§ EXCERTO:
Max Planck Institute for Evolutionary Anthropology

Uma ilustração retrata os primeiros europeus que viveram no que é hoje Ranis, na Alemanha, há cerca de 45.000 anos.
Descoberta reforça a ideia de que a expansão humana fora de África não foi um percurso linear, mas uma sucessão de movimentos, encontros e linhas evolutivas que falharam, como esta obscura linhagem de Homo sapiens.
Genomas humanos antigos, recuperados de restos fósseis na Alemanha e na República Checa, estão a mostrar aos investigadores uma linhagem de Homo sapiens que viveu na Europa durante a Idade do Gelo, que acabou por desaparecer sem deixar descendência genética nas populações atuais.
Segundo os investigadores, os dados de ADN mais antigos de humanos modernos até agora obtidos em território europeu datam de há cerca de 45 mil anos e pertencem a um grupo associado à cultura Lincombian-Ranisian-Jerzmanowician (LRJ).
Em escavações na gruta de Ranis, na Alemanha, arqueólogos recolheram fragmentos ósseos atribuídos a seis indivíduos, incluindo uma mãe, a sua filha e familiares mais distantes. As sequenciações foram realizadas por uma equipa ligada ao Max Planck Institute for Evolutionary Anthropology, adianta o ZME Science.
A cerca de 230 quilómetros, na República Checa, outro achado reforça a ideia de uma pequena população dispersa, mas relacionada: o ADN extraído do crânio de uma mulher encontrado em Zlatý kůň revela afinidades genéticas com os indivíduos de Ranis: poderiam ter-se conhecido.
A análise aponta para um cenário de pequenos efetivos populacionais, possivelmente na ordem de centenas de pessoas a percorrer uma Europa de tundra fria e hostil, com sinais de baixa diversidade genética, interpretada como isolamento.
Os investigadores salientam ainda que estes humanos não apresentavam variantes associadas a pele clara comum em europeus modernos, mantendo pigmentação mais escura, coerente com uma origem africana recente.
Os genomas também fornecem pistas sobre a relação com os neandertais. Os indivíduos da LRJ exibem segmentos longos de ADN neandertal, o que sugere que a mistura entre as duas populações terá ocorrido relativamente pouco tempo antes — entre 1.000 e 2.500 anos antes da vida destes indivíduos, situando o episódio de cruzamento por volta de 46 mil anos atrás. No texto, são referidos estudos recentes que apontam para períodos prolongados e possivelmente múltiplas vagas de intercruzamento.
Apesar dessa herança neandertal, a linhagem LRJ parece ter sido uma ramificação de curto alcance: sobreviveu durante dezenas de gerações em plena Idade do Gelo, mas extinguiu-se sem contribuir geneticamente para populações posteriores. A descoberta reforça a ideia de que a expansão humana fora de África não foi um percurso linear, mas uma sucessão de movimentos, encontros e também linhas evolutivas que falharam.

§ Entradas guardadas:
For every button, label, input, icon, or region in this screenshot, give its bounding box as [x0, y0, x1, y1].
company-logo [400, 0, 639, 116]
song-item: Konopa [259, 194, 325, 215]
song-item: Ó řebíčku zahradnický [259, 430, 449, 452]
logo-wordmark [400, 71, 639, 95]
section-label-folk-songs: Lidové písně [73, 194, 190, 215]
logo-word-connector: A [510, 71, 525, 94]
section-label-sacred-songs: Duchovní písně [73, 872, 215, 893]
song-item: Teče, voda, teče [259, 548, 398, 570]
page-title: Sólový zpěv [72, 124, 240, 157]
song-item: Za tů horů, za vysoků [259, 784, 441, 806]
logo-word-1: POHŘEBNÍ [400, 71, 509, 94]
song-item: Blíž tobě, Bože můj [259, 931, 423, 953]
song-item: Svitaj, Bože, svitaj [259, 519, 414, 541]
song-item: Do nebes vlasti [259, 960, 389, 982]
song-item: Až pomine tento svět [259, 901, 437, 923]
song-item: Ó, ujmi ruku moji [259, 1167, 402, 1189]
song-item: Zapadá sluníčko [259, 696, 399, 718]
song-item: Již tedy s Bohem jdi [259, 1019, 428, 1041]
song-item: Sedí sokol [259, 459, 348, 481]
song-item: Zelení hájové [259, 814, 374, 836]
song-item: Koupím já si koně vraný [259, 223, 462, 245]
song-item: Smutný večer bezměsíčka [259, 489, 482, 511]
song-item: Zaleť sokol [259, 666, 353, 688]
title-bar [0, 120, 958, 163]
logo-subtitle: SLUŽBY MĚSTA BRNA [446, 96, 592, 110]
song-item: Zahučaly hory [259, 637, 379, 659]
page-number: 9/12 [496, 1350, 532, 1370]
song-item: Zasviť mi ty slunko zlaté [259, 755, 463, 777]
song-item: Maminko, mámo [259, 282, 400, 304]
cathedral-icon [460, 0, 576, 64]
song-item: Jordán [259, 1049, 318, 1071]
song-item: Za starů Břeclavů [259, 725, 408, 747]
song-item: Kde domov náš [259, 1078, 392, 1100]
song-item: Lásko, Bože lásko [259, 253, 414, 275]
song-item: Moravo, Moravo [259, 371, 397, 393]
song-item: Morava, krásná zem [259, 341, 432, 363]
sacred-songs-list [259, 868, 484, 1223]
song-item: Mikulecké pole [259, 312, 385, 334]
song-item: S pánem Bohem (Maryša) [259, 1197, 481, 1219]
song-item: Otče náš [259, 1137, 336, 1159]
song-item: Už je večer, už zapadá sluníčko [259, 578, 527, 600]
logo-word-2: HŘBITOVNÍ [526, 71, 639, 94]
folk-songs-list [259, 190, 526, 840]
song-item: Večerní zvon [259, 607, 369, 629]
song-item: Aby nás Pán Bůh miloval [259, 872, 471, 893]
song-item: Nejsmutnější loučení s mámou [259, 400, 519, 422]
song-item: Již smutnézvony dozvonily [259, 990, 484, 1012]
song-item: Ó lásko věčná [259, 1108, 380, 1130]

§ OBJETIVO DO EXERCÍCIO: Reproduza sem qualquer alteração o trecho do texto sobre a linhagem de Homo sapiens da Idade do Gelo que vai de "A cerca de 230" a "interpretada como isolamento.".

§ A SUA SOLUÇÃO:
A cerca de 230 quilómetros, na República Checa, outro achado reforça a ideia de uma pequena população dispersa, mas relacionada: o ADN extraído do crânio de uma mulher encontrado em Zlatý kůň revela afinidades genéticas com os indivíduos de Ranis: poderiam ter-se conhecido.
A análise aponta para um cenário de pequenos efetivos populacionais, possivelmente na ordem de centenas de pessoas a percorrer uma Europa de tundra fria e hostil, com sinais de baixa diversidade genética, interpretada como isolamento.